— Begin —

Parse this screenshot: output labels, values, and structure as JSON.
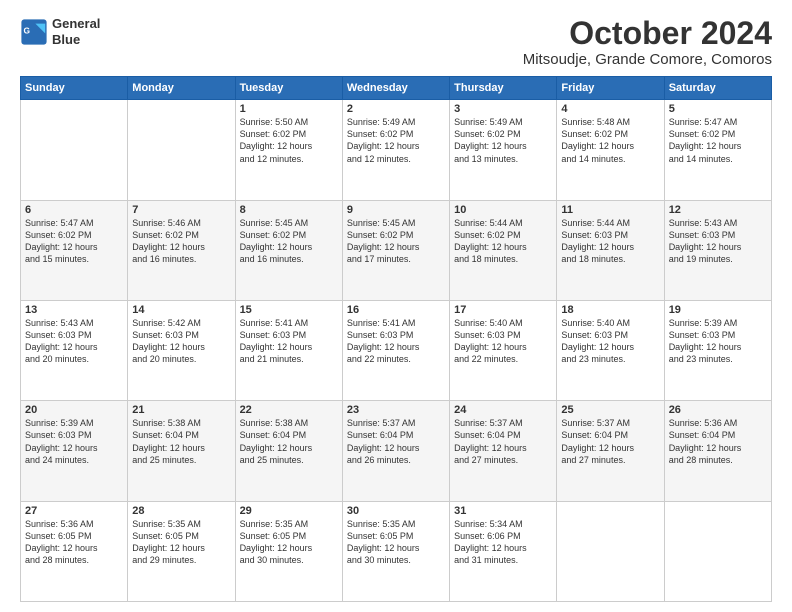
{
  "header": {
    "logo_line1": "General",
    "logo_line2": "Blue",
    "month": "October 2024",
    "location": "Mitsoudje, Grande Comore, Comoros"
  },
  "days_of_week": [
    "Sunday",
    "Monday",
    "Tuesday",
    "Wednesday",
    "Thursday",
    "Friday",
    "Saturday"
  ],
  "weeks": [
    [
      {
        "day": "",
        "info": ""
      },
      {
        "day": "",
        "info": ""
      },
      {
        "day": "1",
        "info": "Sunrise: 5:50 AM\nSunset: 6:02 PM\nDaylight: 12 hours\nand 12 minutes."
      },
      {
        "day": "2",
        "info": "Sunrise: 5:49 AM\nSunset: 6:02 PM\nDaylight: 12 hours\nand 12 minutes."
      },
      {
        "day": "3",
        "info": "Sunrise: 5:49 AM\nSunset: 6:02 PM\nDaylight: 12 hours\nand 13 minutes."
      },
      {
        "day": "4",
        "info": "Sunrise: 5:48 AM\nSunset: 6:02 PM\nDaylight: 12 hours\nand 14 minutes."
      },
      {
        "day": "5",
        "info": "Sunrise: 5:47 AM\nSunset: 6:02 PM\nDaylight: 12 hours\nand 14 minutes."
      }
    ],
    [
      {
        "day": "6",
        "info": "Sunrise: 5:47 AM\nSunset: 6:02 PM\nDaylight: 12 hours\nand 15 minutes."
      },
      {
        "day": "7",
        "info": "Sunrise: 5:46 AM\nSunset: 6:02 PM\nDaylight: 12 hours\nand 16 minutes."
      },
      {
        "day": "8",
        "info": "Sunrise: 5:45 AM\nSunset: 6:02 PM\nDaylight: 12 hours\nand 16 minutes."
      },
      {
        "day": "9",
        "info": "Sunrise: 5:45 AM\nSunset: 6:02 PM\nDaylight: 12 hours\nand 17 minutes."
      },
      {
        "day": "10",
        "info": "Sunrise: 5:44 AM\nSunset: 6:02 PM\nDaylight: 12 hours\nand 18 minutes."
      },
      {
        "day": "11",
        "info": "Sunrise: 5:44 AM\nSunset: 6:03 PM\nDaylight: 12 hours\nand 18 minutes."
      },
      {
        "day": "12",
        "info": "Sunrise: 5:43 AM\nSunset: 6:03 PM\nDaylight: 12 hours\nand 19 minutes."
      }
    ],
    [
      {
        "day": "13",
        "info": "Sunrise: 5:43 AM\nSunset: 6:03 PM\nDaylight: 12 hours\nand 20 minutes."
      },
      {
        "day": "14",
        "info": "Sunrise: 5:42 AM\nSunset: 6:03 PM\nDaylight: 12 hours\nand 20 minutes."
      },
      {
        "day": "15",
        "info": "Sunrise: 5:41 AM\nSunset: 6:03 PM\nDaylight: 12 hours\nand 21 minutes."
      },
      {
        "day": "16",
        "info": "Sunrise: 5:41 AM\nSunset: 6:03 PM\nDaylight: 12 hours\nand 22 minutes."
      },
      {
        "day": "17",
        "info": "Sunrise: 5:40 AM\nSunset: 6:03 PM\nDaylight: 12 hours\nand 22 minutes."
      },
      {
        "day": "18",
        "info": "Sunrise: 5:40 AM\nSunset: 6:03 PM\nDaylight: 12 hours\nand 23 minutes."
      },
      {
        "day": "19",
        "info": "Sunrise: 5:39 AM\nSunset: 6:03 PM\nDaylight: 12 hours\nand 23 minutes."
      }
    ],
    [
      {
        "day": "20",
        "info": "Sunrise: 5:39 AM\nSunset: 6:03 PM\nDaylight: 12 hours\nand 24 minutes."
      },
      {
        "day": "21",
        "info": "Sunrise: 5:38 AM\nSunset: 6:04 PM\nDaylight: 12 hours\nand 25 minutes."
      },
      {
        "day": "22",
        "info": "Sunrise: 5:38 AM\nSunset: 6:04 PM\nDaylight: 12 hours\nand 25 minutes."
      },
      {
        "day": "23",
        "info": "Sunrise: 5:37 AM\nSunset: 6:04 PM\nDaylight: 12 hours\nand 26 minutes."
      },
      {
        "day": "24",
        "info": "Sunrise: 5:37 AM\nSunset: 6:04 PM\nDaylight: 12 hours\nand 27 minutes."
      },
      {
        "day": "25",
        "info": "Sunrise: 5:37 AM\nSunset: 6:04 PM\nDaylight: 12 hours\nand 27 minutes."
      },
      {
        "day": "26",
        "info": "Sunrise: 5:36 AM\nSunset: 6:04 PM\nDaylight: 12 hours\nand 28 minutes."
      }
    ],
    [
      {
        "day": "27",
        "info": "Sunrise: 5:36 AM\nSunset: 6:05 PM\nDaylight: 12 hours\nand 28 minutes."
      },
      {
        "day": "28",
        "info": "Sunrise: 5:35 AM\nSunset: 6:05 PM\nDaylight: 12 hours\nand 29 minutes."
      },
      {
        "day": "29",
        "info": "Sunrise: 5:35 AM\nSunset: 6:05 PM\nDaylight: 12 hours\nand 30 minutes."
      },
      {
        "day": "30",
        "info": "Sunrise: 5:35 AM\nSunset: 6:05 PM\nDaylight: 12 hours\nand 30 minutes."
      },
      {
        "day": "31",
        "info": "Sunrise: 5:34 AM\nSunset: 6:06 PM\nDaylight: 12 hours\nand 31 minutes."
      },
      {
        "day": "",
        "info": ""
      },
      {
        "day": "",
        "info": ""
      }
    ]
  ]
}
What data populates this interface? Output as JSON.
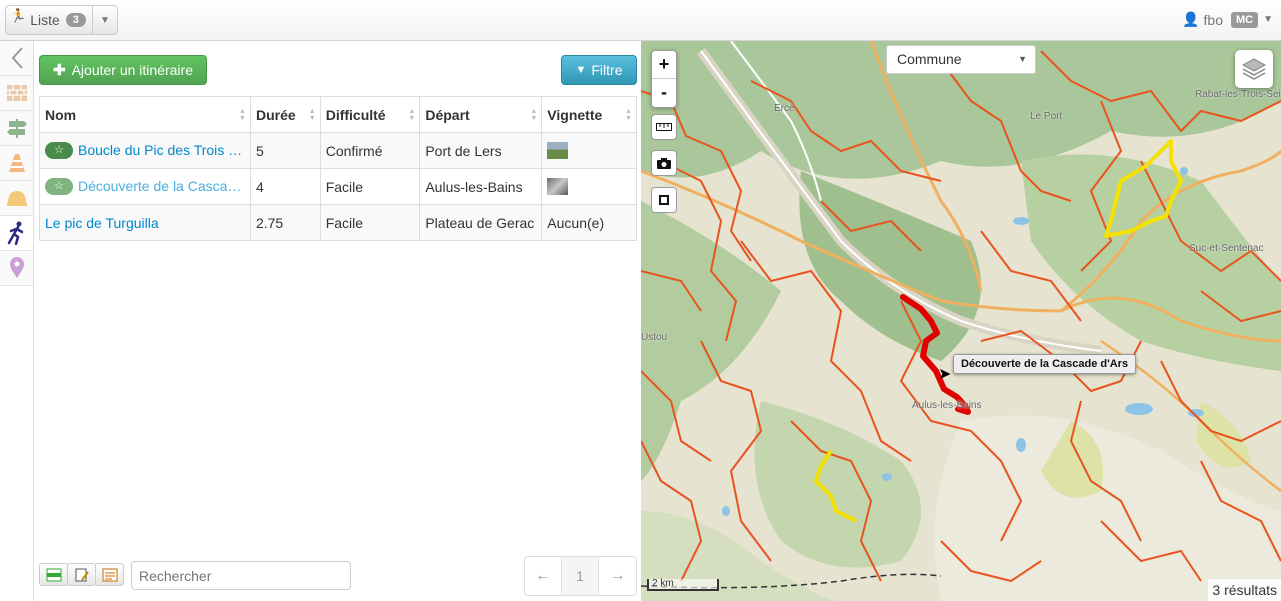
{
  "navbar": {
    "list_label": "Liste",
    "list_count": "3",
    "user_name": "fbo",
    "user_badge": "MC"
  },
  "sidebar": {
    "items": [
      {
        "icon": "collapse-icon",
        "glyph": "⟨"
      },
      {
        "icon": "wall-icon",
        "glyph": "▦"
      },
      {
        "icon": "signpost-icon",
        "glyph": "⊢"
      },
      {
        "icon": "cone-icon",
        "glyph": "▲"
      },
      {
        "icon": "helmet-icon",
        "glyph": "◓"
      },
      {
        "icon": "hiker-icon",
        "glyph": "🏃"
      },
      {
        "icon": "poi-pin-icon",
        "glyph": "⬤"
      }
    ]
  },
  "panel": {
    "add_button": "Ajouter un itinéraire",
    "filter_button": "Filtre",
    "columns": [
      "Nom",
      "Durée",
      "Difficulté",
      "Départ",
      "Vignette"
    ],
    "rows": [
      {
        "name": "Boucle du Pic des Trois …",
        "duration": "5",
        "difficulty": "Confirmé",
        "departure": "Port de Lers",
        "thumb": "",
        "starred": true
      },
      {
        "name": "Découverte de la Casca…",
        "duration": "4",
        "difficulty": "Facile",
        "departure": "Aulus-les-Bains",
        "thumb": "",
        "starred": true
      },
      {
        "name": "Le pic de Turguilla",
        "duration": "2.75",
        "difficulty": "Facile",
        "departure": "Plateau de Gerac",
        "thumb": "Aucun(e)",
        "starred": false
      }
    ],
    "search_placeholder": "Rechercher",
    "pager": {
      "prev": "←",
      "page": "1",
      "next": "→"
    }
  },
  "map": {
    "commune_select": "Commune",
    "zoom_in": "+",
    "zoom_out": "-",
    "tooltip": "Découverte de la Cascade d'Ars",
    "places": {
      "rabat": "Rabat-les-Trois-Sei",
      "erce": "Ercé",
      "le_port": "Le Port",
      "suc": "Suc-et-Sentenac",
      "ustou": "Ustou",
      "aulus": "Aulus-les-Bains"
    },
    "scale": "2 km",
    "results": "3 résultats"
  },
  "colors": {
    "trail_other": "#e8541e",
    "trail_selected": "#e00000",
    "trail_highlight": "#f5e200",
    "add_green": "#51a351",
    "filter_blue": "#2f96b4"
  }
}
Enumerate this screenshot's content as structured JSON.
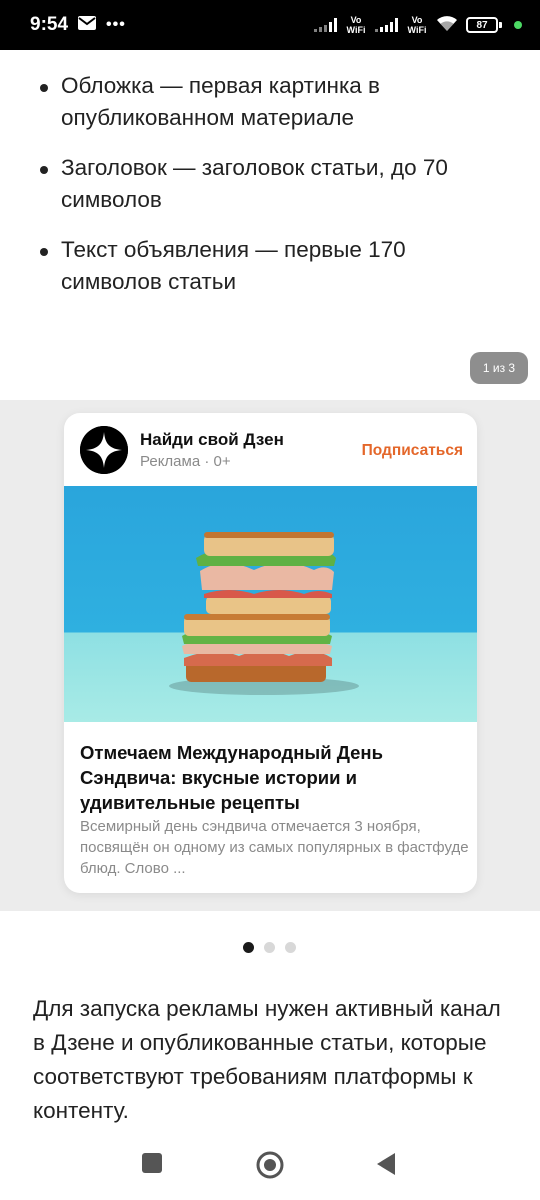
{
  "status_bar": {
    "time": "9:54",
    "network_label_1": "Vo WiFi",
    "network_label_2": "Vo WiFi",
    "battery": "87",
    "icons": [
      "mail-icon",
      "more-icon",
      "signal-icon",
      "wifi-icon",
      "battery-icon"
    ]
  },
  "bullets": [
    "Обложка — первая картинка в опубликованном материале",
    "Заголовок — заголовок статьи, до 70 символов",
    "Текст объявления — первые 170 символов статьи"
  ],
  "carousel": {
    "counter": "1 из 3",
    "active_index": 0,
    "total": 3
  },
  "ad_card": {
    "channel_name": "Найди свой Дзен",
    "meta": "Реклама · 0+",
    "subscribe_label": "Подписаться",
    "title": "Отмечаем Международный День Сэндвича: вкусные истории и удивительные рецепты",
    "description": "Всемирный день сэндвича отмечается 3 ноября, посвящён он одному из самых популярных в фастфуде блюд. Слово ...",
    "image": "sandwich-photo",
    "accent_color": "#e4672a"
  },
  "bottom_text": "Для запуска рекламы нужен активный канал в Дзене и опубликованные статьи, которые соответствуют требованиям платформы к контенту.",
  "nav_bar": {
    "buttons": [
      "recents-button",
      "home-button",
      "back-button"
    ]
  }
}
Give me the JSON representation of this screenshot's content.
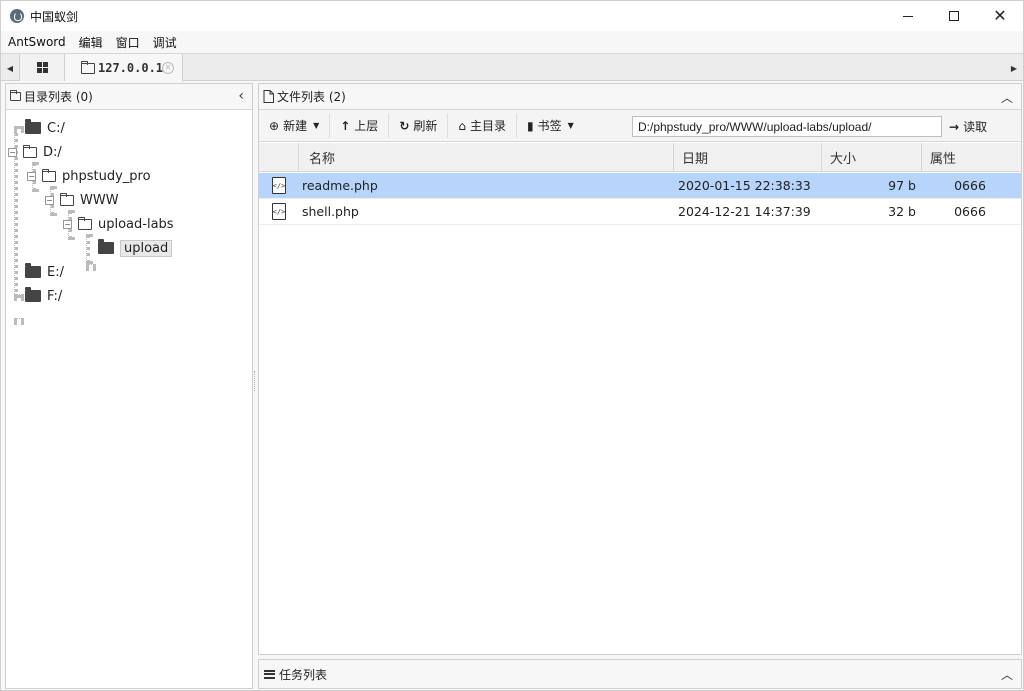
{
  "window": {
    "title": "中国蚁剑"
  },
  "menu": [
    "AntSword",
    "编辑",
    "窗口",
    "调试"
  ],
  "tabs": {
    "active_label": "127.0.0.1"
  },
  "left": {
    "title": "目录列表 (0)",
    "tree": {
      "c": "C:/",
      "d": "D:/",
      "phpstudy": "phpstudy_pro",
      "www": "WWW",
      "uploadlabs": "upload-labs",
      "upload": "upload",
      "e": "E:/",
      "f": "F:/"
    }
  },
  "right": {
    "title": "文件列表 (2)",
    "toolbar": {
      "new": "新建",
      "up": "上层",
      "refresh": "刷新",
      "home": "主目录",
      "bookmark": "书签",
      "path": "D:/phpstudy_pro/WWW/upload-labs/upload/",
      "read": "读取"
    },
    "columns": {
      "name": "名称",
      "date": "日期",
      "size": "大小",
      "attr": "属性"
    },
    "files": [
      {
        "name": "readme.php",
        "date": "2020-01-15 22:38:33",
        "size": "97 b",
        "attr": "0666"
      },
      {
        "name": "shell.php",
        "date": "2024-12-21 14:37:39",
        "size": "32 b",
        "attr": "0666"
      }
    ]
  },
  "tasks": {
    "title": "任务列表"
  },
  "colors": {
    "selected_row": "#b7d4fb",
    "folder": "#444444"
  }
}
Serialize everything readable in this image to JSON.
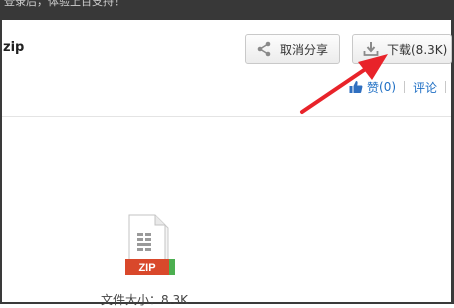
{
  "topbar": {
    "text": "登录后，体验上百支持！"
  },
  "file": {
    "title_suffix": "zip",
    "size_text": "文件大小：8.3K",
    "badge": "ZIP"
  },
  "buttons": {
    "cancel_share": "取消分享",
    "download": "下载(8.3K)"
  },
  "social": {
    "like_label": "赞",
    "like_count": "(0)",
    "comment_label": "评论"
  },
  "colors": {
    "arrow": "#e8232a",
    "link": "#1f6fc4",
    "zip_badge": "#d9482b"
  }
}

— End —

Direction
Copy exactly the lines from the line containing "Serialize everything readable" through the last line of the records above, both included, and leave out any pictures.

Written answer
Serialize everything readable in this image to JSON.
{
  "topbar": {
    "text": "登录后，体验上百支持！"
  },
  "file": {
    "title_suffix": "zip",
    "size_text": "文件大小：8.3K",
    "badge": "ZIP"
  },
  "buttons": {
    "cancel_share": "取消分享",
    "download": "下载(8.3K)"
  },
  "social": {
    "like_label": "赞",
    "like_count": "(0)",
    "comment_label": "评论"
  },
  "colors": {
    "arrow": "#e8232a",
    "link": "#1f6fc4",
    "zip_badge": "#d9482b"
  }
}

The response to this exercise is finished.